====== MATERIAL TO PROCESS
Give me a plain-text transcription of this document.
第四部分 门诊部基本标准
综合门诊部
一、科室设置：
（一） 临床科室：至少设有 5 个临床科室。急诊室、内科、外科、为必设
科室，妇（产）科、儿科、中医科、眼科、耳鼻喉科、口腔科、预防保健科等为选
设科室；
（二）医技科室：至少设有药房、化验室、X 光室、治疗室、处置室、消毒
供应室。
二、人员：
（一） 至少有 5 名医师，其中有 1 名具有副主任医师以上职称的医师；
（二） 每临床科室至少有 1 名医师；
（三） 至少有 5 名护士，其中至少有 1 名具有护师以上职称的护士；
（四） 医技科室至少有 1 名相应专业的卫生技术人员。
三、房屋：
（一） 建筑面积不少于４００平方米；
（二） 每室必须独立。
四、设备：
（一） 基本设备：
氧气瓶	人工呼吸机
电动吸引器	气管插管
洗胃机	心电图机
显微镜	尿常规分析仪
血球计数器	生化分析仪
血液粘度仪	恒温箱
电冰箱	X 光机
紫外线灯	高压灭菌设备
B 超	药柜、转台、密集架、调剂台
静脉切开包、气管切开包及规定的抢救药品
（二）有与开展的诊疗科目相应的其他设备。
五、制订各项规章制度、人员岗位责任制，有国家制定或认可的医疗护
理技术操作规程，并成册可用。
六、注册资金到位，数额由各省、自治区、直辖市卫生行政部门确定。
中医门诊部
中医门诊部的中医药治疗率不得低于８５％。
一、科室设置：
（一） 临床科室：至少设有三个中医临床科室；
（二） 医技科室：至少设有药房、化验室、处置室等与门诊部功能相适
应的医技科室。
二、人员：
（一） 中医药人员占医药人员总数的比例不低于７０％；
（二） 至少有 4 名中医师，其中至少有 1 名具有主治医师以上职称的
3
============
● **GIVEN TASK**: Gather each line of the records holding the string "其中至少有".

● **FINAL RESULT**:
（三） 至少有 5 名护士，其中至少有 1 名具有护师以上职称的护士；
（二） 至少有 4 名中医师，其中至少有 1 名具有主治医师以上职称的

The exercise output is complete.